GIVEN TASK 1:
Answer these questions using the MCMCglmm post:
(a) On which page of the most recent Course Notes is the posterior predictive check described?
(b) About how many of the roughly 11,000 datapoints are zeros?
(c) What kind of model have a couple of people advised the poster to use?

SOURCE DOCUMENT:
>> begin

[R-sig-ME] MCMCglmm: predicting zeros and the rcov structure

Mon Oct 17 02:06:01 CEST 2011

Hi all,

I'm a relatively new MCMCglmm user and I've come across two obstacles
that I hope you might be able to help with. I have read the MCMCglmm
Course Notes, the Tutorial, the Overview, and relevant archived
messages from message boards about these topics, but haven't found (or
understood) answers.

My first question is regarding the posterior predictive check
described on pg.103 of the most recent Course Notes. I have a dataset
in which my response variable is count data and I have an enormous
number of zeros (about 10,000 out of 11,000 datapoints are zeros). A
couple people have advised using a zero-inflated model to compensate
for this, but after reading some comments on this topic on message
boards, I don't think I need a ZIP because I suspect I don't have two
separate processes causing zeros—just a really overdispersed dataset.

>> end

Layout dataset entries

>> begin

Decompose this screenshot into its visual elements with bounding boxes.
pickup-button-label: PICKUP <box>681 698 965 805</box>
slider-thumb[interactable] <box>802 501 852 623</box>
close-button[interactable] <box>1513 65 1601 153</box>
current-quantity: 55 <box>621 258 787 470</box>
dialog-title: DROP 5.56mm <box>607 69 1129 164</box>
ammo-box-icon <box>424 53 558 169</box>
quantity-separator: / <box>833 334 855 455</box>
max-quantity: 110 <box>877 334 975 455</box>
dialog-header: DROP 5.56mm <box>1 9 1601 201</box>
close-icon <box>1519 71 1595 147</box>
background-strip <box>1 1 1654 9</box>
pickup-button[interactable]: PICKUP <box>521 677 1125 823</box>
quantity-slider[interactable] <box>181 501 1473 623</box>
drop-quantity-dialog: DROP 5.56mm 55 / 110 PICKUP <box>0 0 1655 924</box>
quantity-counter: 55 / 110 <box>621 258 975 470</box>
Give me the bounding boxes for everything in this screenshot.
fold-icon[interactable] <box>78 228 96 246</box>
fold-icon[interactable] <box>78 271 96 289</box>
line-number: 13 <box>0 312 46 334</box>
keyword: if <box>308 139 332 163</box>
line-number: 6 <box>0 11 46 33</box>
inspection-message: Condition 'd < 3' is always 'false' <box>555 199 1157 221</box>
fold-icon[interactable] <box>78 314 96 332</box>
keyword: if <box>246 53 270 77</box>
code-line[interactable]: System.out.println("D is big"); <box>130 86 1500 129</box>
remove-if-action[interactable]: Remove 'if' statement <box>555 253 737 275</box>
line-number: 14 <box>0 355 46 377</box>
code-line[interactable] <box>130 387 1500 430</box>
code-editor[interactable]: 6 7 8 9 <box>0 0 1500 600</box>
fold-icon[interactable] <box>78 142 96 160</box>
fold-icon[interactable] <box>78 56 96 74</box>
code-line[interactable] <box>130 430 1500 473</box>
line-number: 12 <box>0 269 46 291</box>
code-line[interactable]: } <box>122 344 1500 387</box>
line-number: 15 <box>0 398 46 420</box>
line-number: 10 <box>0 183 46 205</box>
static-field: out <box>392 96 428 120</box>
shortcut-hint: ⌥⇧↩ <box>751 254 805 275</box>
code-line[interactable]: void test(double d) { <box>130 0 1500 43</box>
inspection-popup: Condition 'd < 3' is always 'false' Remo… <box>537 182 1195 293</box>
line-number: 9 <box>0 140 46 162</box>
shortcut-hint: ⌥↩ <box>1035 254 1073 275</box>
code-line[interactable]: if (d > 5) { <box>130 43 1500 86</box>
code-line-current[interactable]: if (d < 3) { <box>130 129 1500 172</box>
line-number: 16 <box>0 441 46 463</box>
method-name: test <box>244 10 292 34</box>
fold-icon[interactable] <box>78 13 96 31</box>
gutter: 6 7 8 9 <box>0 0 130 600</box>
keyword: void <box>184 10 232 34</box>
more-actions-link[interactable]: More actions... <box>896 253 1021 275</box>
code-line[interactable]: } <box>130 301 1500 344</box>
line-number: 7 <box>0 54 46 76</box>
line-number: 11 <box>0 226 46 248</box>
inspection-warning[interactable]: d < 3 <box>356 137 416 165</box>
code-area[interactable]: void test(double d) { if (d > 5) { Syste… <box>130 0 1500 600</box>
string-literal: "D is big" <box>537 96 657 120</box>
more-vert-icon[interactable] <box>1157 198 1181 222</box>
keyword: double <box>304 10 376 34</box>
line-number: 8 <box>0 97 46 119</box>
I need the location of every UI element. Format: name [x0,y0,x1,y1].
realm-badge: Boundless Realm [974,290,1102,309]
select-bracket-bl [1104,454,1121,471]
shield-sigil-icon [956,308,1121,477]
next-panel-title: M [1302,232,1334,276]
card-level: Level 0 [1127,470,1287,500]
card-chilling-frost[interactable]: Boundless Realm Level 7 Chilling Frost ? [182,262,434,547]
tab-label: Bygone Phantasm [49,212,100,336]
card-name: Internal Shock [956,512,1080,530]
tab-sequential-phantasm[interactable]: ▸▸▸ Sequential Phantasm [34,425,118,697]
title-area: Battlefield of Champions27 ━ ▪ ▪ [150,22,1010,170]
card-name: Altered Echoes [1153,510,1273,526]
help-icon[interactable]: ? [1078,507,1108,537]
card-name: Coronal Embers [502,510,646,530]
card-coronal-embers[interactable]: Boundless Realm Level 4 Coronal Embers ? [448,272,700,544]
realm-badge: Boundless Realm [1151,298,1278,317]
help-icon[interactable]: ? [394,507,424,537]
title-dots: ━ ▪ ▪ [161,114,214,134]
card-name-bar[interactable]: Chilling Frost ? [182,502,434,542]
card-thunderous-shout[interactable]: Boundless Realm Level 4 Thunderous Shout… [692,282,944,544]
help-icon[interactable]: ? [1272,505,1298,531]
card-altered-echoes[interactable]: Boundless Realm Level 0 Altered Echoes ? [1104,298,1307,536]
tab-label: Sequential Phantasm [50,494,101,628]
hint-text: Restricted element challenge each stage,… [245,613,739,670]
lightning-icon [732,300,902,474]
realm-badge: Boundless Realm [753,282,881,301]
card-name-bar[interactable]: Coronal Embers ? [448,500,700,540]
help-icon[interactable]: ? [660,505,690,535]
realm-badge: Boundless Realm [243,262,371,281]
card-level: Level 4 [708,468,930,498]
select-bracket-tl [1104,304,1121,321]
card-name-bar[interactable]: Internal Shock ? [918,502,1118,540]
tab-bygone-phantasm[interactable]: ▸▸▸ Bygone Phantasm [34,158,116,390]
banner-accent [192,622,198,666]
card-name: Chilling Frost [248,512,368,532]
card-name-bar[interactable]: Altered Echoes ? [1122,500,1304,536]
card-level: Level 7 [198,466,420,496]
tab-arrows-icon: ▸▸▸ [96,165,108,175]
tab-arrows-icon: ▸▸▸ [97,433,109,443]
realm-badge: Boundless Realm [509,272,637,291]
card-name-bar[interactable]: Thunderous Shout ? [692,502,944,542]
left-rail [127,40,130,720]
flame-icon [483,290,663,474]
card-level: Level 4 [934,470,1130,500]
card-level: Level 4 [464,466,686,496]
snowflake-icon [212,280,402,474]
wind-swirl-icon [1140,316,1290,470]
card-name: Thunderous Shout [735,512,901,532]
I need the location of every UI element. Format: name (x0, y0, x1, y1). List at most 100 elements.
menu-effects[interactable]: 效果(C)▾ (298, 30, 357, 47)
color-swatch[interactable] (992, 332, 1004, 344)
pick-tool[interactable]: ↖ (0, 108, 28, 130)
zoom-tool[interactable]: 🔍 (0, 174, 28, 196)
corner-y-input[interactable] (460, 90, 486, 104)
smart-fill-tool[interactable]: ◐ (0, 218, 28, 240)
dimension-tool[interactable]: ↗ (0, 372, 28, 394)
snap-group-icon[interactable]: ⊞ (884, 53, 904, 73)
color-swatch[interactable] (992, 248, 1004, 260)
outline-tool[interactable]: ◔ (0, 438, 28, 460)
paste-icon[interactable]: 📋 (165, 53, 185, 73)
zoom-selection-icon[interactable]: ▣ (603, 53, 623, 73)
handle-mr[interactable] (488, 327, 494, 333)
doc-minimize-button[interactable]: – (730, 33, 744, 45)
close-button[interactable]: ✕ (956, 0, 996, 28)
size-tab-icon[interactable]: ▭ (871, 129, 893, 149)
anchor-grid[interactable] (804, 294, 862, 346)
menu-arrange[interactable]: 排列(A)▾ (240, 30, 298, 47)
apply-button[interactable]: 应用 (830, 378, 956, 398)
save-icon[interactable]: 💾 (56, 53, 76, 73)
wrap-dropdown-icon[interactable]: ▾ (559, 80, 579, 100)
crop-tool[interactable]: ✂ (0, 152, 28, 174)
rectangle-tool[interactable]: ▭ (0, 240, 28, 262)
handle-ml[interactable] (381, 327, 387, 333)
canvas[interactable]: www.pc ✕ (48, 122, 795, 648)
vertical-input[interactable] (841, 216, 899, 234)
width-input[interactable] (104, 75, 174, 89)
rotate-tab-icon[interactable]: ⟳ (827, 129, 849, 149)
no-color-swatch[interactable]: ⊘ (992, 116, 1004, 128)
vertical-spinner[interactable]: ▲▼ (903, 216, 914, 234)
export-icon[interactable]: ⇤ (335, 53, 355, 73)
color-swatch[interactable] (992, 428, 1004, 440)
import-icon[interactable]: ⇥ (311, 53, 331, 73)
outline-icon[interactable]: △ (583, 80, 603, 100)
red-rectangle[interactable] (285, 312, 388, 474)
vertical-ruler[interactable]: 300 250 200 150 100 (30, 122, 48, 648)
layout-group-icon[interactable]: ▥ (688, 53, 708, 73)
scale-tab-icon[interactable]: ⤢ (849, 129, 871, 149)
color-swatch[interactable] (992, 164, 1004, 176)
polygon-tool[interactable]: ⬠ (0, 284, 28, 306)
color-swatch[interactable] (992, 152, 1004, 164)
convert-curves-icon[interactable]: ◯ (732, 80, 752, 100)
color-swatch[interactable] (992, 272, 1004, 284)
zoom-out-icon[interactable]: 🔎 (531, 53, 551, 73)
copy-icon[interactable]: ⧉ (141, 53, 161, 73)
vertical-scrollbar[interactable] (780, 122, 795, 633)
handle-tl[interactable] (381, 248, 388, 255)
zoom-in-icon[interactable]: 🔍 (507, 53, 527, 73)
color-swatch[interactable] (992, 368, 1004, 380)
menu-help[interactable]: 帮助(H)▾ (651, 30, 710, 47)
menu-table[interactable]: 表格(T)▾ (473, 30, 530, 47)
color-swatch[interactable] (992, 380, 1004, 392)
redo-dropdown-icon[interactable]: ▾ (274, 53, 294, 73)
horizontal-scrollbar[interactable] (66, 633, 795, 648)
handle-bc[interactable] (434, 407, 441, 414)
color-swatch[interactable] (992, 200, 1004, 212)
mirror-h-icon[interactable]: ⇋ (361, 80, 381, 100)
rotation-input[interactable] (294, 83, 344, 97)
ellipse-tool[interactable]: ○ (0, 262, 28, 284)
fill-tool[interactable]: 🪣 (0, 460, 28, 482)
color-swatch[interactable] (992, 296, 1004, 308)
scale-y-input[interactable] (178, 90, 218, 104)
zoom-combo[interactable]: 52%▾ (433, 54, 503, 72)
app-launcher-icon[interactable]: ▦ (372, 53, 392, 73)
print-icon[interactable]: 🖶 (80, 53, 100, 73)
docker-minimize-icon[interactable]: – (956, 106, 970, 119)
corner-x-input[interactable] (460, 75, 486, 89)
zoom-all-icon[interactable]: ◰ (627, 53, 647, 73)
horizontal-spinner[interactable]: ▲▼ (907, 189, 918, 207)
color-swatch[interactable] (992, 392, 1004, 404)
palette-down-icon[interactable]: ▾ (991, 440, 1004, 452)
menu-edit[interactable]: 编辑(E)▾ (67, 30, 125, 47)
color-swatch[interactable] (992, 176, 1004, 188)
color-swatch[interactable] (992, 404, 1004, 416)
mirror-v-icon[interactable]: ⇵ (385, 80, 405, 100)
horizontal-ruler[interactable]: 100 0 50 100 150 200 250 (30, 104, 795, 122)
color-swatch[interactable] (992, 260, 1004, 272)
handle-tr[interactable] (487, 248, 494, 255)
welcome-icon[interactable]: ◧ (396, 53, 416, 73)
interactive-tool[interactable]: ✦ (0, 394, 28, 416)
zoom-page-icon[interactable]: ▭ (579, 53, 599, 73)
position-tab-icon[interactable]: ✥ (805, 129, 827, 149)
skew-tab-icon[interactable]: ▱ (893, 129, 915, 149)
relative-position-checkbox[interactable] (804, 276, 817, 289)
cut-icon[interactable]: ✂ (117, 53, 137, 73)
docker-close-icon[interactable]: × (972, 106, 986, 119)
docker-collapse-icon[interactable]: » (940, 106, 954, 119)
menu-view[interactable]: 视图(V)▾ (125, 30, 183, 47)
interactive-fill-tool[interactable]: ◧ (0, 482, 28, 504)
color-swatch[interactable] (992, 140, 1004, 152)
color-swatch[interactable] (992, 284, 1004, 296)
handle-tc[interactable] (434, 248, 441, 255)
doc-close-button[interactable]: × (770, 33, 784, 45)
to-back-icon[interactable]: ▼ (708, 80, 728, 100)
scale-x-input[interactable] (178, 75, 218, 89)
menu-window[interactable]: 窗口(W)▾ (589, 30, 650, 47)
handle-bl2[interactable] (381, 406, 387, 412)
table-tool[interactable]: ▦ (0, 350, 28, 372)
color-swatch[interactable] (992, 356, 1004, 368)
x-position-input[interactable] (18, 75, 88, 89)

>> end

GIVEN TASK 2: Reproduce the lines of the records starting at the first line of the records and ending at the line that contains "fold-icon[interactable] <box>78 228", with both included.

EXERCISE SOLUTION 1:
(a) Page 103.
(b) About 10,000.
(c) A zero-inflated model.

EXERCISE SOLUTION 2:
Decompose this screenshot into its visual elements with bounding boxes.
pickup-button-label: PICKUP <box>681 698 965 805</box>
slider-thumb[interactable] <box>802 501 852 623</box>
close-button[interactable] <box>1513 65 1601 153</box>
current-quantity: 55 <box>621 258 787 470</box>
dialog-title: DROP 5.56mm <box>607 69 1129 164</box>
ammo-box-icon <box>424 53 558 169</box>
quantity-separator: / <box>833 334 855 455</box>
max-quantity: 110 <box>877 334 975 455</box>
dialog-header: DROP 5.56mm <box>1 9 1601 201</box>
close-icon <box>1519 71 1595 147</box>
background-strip <box>1 1 1654 9</box>
pickup-button[interactable]: PICKUP <box>521 677 1125 823</box>
quantity-slider[interactable] <box>181 501 1473 623</box>
drop-quantity-dialog: DROP 5.56mm 55 / 110 PICKUP <box>0 0 1655 924</box>
quantity-counter: 55 / 110 <box>621 258 975 470</box>
Give me the bounding boxes for everything in this screenshot.
fold-icon[interactable] <box>78 228 96 246</box>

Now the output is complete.